**TASK STATEMENT**
Pick out each line containing the string "dSTEC" and copy it.

========

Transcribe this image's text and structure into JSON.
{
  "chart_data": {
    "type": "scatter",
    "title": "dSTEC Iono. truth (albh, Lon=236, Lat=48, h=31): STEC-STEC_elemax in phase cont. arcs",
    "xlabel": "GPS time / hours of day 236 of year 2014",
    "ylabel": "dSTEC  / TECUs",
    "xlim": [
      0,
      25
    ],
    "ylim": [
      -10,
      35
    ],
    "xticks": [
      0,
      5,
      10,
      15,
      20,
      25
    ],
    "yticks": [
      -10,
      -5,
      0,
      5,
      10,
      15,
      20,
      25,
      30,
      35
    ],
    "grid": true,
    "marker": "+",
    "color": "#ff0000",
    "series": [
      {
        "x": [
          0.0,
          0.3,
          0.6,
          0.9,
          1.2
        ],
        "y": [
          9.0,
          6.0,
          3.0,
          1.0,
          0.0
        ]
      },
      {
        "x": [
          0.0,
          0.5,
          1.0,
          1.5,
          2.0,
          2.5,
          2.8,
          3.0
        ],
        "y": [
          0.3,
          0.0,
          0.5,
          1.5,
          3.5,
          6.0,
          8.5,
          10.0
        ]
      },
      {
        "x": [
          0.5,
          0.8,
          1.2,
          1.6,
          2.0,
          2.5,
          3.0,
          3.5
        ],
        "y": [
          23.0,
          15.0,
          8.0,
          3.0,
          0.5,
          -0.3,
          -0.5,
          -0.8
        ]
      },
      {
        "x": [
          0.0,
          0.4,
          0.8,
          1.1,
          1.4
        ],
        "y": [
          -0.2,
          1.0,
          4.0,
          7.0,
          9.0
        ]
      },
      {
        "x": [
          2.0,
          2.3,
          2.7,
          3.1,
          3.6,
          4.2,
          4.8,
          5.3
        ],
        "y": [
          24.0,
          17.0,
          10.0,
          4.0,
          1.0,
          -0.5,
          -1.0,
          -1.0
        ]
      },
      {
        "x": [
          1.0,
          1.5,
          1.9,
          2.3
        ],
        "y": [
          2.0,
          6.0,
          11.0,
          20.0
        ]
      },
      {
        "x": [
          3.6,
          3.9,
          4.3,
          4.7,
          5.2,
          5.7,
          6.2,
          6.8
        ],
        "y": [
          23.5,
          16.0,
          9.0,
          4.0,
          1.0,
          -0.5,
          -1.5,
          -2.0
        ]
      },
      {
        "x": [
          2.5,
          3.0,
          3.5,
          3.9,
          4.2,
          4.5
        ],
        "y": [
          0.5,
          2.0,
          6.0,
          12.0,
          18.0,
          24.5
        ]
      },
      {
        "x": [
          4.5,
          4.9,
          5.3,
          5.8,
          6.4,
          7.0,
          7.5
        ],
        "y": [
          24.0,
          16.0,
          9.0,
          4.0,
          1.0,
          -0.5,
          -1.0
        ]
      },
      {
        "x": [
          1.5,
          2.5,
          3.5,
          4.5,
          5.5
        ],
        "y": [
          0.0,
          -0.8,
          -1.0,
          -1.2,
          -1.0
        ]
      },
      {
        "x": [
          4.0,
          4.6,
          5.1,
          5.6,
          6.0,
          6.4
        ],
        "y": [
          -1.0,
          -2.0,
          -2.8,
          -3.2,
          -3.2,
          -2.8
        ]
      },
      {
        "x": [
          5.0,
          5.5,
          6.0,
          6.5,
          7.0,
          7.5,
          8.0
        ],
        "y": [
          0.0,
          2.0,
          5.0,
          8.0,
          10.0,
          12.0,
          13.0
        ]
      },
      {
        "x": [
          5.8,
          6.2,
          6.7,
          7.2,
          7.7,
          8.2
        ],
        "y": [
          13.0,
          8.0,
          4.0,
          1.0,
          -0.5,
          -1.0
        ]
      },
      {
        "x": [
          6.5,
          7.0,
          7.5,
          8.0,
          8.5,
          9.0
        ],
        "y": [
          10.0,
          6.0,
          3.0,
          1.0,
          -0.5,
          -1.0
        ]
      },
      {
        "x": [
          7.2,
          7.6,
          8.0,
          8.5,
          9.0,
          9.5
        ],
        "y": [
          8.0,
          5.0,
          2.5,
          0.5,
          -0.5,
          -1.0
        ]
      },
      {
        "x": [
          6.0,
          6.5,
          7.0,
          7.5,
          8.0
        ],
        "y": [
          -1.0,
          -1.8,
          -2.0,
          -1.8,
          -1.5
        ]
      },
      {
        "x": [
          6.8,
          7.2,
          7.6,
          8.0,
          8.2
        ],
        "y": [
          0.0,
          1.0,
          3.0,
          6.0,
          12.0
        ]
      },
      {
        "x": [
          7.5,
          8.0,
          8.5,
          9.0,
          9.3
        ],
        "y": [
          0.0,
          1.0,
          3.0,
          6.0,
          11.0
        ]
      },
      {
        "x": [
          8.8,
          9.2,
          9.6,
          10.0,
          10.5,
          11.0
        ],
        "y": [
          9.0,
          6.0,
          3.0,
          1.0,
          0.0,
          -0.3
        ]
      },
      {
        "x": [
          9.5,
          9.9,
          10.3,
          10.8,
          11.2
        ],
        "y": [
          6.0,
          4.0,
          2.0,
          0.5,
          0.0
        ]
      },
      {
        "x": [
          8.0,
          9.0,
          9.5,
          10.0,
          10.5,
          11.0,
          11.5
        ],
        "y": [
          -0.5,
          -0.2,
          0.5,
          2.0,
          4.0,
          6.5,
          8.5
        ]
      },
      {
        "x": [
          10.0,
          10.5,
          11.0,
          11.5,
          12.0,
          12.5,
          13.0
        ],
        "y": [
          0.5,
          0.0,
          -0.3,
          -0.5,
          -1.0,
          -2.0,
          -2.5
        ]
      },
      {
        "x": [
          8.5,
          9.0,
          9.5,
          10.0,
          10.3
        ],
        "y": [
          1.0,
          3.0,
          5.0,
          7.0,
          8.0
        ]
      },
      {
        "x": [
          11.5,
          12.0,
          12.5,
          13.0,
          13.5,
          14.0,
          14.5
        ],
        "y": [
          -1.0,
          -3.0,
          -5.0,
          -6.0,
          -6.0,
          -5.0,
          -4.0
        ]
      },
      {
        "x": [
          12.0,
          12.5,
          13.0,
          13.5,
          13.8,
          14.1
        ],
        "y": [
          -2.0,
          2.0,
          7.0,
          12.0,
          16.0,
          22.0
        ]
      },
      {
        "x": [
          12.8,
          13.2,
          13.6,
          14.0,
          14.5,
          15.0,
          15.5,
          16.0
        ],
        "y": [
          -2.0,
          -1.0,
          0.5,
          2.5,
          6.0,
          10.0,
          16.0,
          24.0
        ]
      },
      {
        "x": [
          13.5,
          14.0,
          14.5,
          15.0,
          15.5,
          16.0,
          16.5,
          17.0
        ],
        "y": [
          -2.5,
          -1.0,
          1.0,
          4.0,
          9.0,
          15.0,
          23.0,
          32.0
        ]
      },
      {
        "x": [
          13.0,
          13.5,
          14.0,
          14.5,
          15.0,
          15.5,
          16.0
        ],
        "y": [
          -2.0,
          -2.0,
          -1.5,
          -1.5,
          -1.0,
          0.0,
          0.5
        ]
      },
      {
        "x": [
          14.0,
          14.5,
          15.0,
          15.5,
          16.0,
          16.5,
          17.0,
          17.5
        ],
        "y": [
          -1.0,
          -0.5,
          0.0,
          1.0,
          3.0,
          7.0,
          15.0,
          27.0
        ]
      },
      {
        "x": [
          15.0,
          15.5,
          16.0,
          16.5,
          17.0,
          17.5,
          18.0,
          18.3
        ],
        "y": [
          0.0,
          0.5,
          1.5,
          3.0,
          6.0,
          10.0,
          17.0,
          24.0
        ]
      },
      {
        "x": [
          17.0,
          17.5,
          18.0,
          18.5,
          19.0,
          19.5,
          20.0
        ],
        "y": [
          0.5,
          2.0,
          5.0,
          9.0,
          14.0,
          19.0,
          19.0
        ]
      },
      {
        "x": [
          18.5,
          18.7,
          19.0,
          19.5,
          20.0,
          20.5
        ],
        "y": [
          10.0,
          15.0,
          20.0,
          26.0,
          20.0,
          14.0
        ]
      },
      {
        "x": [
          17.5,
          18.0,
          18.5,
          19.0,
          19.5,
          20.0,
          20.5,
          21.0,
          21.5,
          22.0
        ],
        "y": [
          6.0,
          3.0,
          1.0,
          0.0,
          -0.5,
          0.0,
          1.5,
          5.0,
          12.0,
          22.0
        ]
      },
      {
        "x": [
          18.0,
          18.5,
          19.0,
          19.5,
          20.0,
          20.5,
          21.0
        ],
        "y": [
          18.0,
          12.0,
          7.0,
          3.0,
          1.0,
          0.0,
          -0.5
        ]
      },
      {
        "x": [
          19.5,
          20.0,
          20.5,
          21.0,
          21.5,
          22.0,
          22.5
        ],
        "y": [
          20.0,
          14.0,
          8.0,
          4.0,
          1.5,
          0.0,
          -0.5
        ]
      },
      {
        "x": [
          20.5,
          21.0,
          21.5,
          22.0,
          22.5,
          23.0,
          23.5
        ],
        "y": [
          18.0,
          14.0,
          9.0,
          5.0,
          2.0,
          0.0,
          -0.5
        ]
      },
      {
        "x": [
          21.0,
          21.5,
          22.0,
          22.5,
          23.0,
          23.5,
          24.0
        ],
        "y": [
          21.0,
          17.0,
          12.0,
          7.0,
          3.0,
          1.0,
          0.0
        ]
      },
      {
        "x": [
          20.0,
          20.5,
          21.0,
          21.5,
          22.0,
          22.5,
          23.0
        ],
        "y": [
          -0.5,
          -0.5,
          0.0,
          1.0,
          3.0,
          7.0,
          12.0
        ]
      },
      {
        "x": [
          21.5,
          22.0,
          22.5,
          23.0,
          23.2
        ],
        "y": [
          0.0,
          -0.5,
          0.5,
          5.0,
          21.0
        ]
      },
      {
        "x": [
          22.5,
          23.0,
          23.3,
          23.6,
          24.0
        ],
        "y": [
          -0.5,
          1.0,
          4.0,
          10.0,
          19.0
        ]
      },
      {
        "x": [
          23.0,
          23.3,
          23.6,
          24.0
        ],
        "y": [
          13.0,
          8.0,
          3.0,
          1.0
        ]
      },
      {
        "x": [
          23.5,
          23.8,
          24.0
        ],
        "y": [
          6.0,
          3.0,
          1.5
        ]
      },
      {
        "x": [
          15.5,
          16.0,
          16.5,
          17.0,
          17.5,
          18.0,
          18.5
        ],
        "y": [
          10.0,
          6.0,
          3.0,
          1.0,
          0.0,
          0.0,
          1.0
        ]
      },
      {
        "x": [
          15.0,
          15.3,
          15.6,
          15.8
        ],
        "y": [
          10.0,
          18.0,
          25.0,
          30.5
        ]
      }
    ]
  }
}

========

**SOLUTION FOR THIS EXERCISE**
    "title": "dSTEC Iono. truth (albh, Lon=236, Lat=48, h=31): STEC-STEC_elemax in phase cont. arcs",
    "ylabel": "dSTEC  / TECUs",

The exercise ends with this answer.